Objective: Please give the listing again in its entirety, exactly as written.

Stored data:

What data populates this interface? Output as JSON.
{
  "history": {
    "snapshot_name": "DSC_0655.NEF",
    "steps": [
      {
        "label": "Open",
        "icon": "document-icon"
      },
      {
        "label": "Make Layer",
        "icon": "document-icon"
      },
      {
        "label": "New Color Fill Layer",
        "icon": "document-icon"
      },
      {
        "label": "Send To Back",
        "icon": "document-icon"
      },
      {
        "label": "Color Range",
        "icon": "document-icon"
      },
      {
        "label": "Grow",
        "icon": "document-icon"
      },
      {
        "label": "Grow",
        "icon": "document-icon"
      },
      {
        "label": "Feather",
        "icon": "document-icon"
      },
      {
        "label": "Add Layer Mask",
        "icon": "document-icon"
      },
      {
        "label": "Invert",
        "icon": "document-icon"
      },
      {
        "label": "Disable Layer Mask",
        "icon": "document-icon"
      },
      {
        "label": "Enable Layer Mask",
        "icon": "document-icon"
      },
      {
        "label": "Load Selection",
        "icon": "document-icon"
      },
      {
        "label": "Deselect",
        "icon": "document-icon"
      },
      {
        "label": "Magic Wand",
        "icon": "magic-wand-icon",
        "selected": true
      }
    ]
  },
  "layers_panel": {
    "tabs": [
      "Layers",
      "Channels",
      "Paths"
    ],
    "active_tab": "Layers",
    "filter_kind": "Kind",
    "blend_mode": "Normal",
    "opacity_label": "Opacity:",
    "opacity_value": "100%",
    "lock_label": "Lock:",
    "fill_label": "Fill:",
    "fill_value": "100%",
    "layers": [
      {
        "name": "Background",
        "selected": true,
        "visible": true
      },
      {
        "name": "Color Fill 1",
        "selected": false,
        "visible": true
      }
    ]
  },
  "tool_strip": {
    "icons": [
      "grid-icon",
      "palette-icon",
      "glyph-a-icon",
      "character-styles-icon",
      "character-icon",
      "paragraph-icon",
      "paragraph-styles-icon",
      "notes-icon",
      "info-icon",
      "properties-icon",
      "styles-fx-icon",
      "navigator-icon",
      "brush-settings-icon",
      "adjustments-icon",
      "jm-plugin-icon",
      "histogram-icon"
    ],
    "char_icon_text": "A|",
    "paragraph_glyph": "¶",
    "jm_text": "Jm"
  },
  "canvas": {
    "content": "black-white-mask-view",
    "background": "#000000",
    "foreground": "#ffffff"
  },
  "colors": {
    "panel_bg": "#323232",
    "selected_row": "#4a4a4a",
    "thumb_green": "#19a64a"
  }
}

Complete answer:
What data populates this interface? Output as JSON.
{
  "history": {
    "snapshot_name": "DSC_0655.NEF",
    "steps": [
      {
        "label": "Open",
        "icon": "document-icon"
      },
      {
        "label": "Make Layer",
        "icon": "document-icon"
      },
      {
        "label": "New Color Fill Layer",
        "icon": "document-icon"
      },
      {
        "label": "Send To Back",
        "icon": "document-icon"
      },
      {
        "label": "Color Range",
        "icon": "document-icon"
      },
      {
        "label": "Grow",
        "icon": "document-icon"
      },
      {
        "label": "Grow",
        "icon": "document-icon"
      },
      {
        "label": "Feather",
        "icon": "document-icon"
      },
      {
        "label": "Add Layer Mask",
        "icon": "document-icon"
      },
      {
        "label": "Invert",
        "icon": "document-icon"
      },
      {
        "label": "Disable Layer Mask",
        "icon": "document-icon"
      },
      {
        "label": "Enable Layer Mask",
        "icon": "document-icon"
      },
      {
        "label": "Load Selection",
        "icon": "document-icon"
      },
      {
        "label": "Deselect",
        "icon": "document-icon"
      },
      {
        "label": "Magic Wand",
        "icon": "magic-wand-icon",
        "selected": true
      }
    ]
  },
  "layers_panel": {
    "tabs": [
      "Layers",
      "Channels",
      "Paths"
    ],
    "active_tab": "Layers",
    "filter_kind": "Kind",
    "blend_mode": "Normal",
    "opacity_label": "Opacity:",
    "opacity_value": "100%",
    "lock_label": "Lock:",
    "fill_label": "Fill:",
    "fill_value": "100%",
    "layers": [
      {
        "name": "Background",
        "selected": true,
        "visible": true
      },
      {
        "name": "Color Fill 1",
        "selected": false,
        "visible": true
      }
    ]
  },
  "tool_strip": {
    "icons": [
      "grid-icon",
      "palette-icon",
      "glyph-a-icon",
      "character-styles-icon",
      "character-icon",
      "paragraph-icon",
      "paragraph-styles-icon",
      "notes-icon",
      "info-icon",
      "properties-icon",
      "styles-fx-icon",
      "navigator-icon",
      "brush-settings-icon",
      "adjustments-icon",
      "jm-plugin-icon",
      "histogram-icon"
    ],
    "char_icon_text": "A|",
    "paragraph_glyph": "¶",
    "jm_text": "Jm"
  },
  "canvas": {
    "content": "black-white-mask-view",
    "background": "#000000",
    "foreground": "#ffffff"
  },
  "colors": {
    "panel_bg": "#323232",
    "selected_row": "#4a4a4a",
    "thumb_green": "#19a64a"
  }
}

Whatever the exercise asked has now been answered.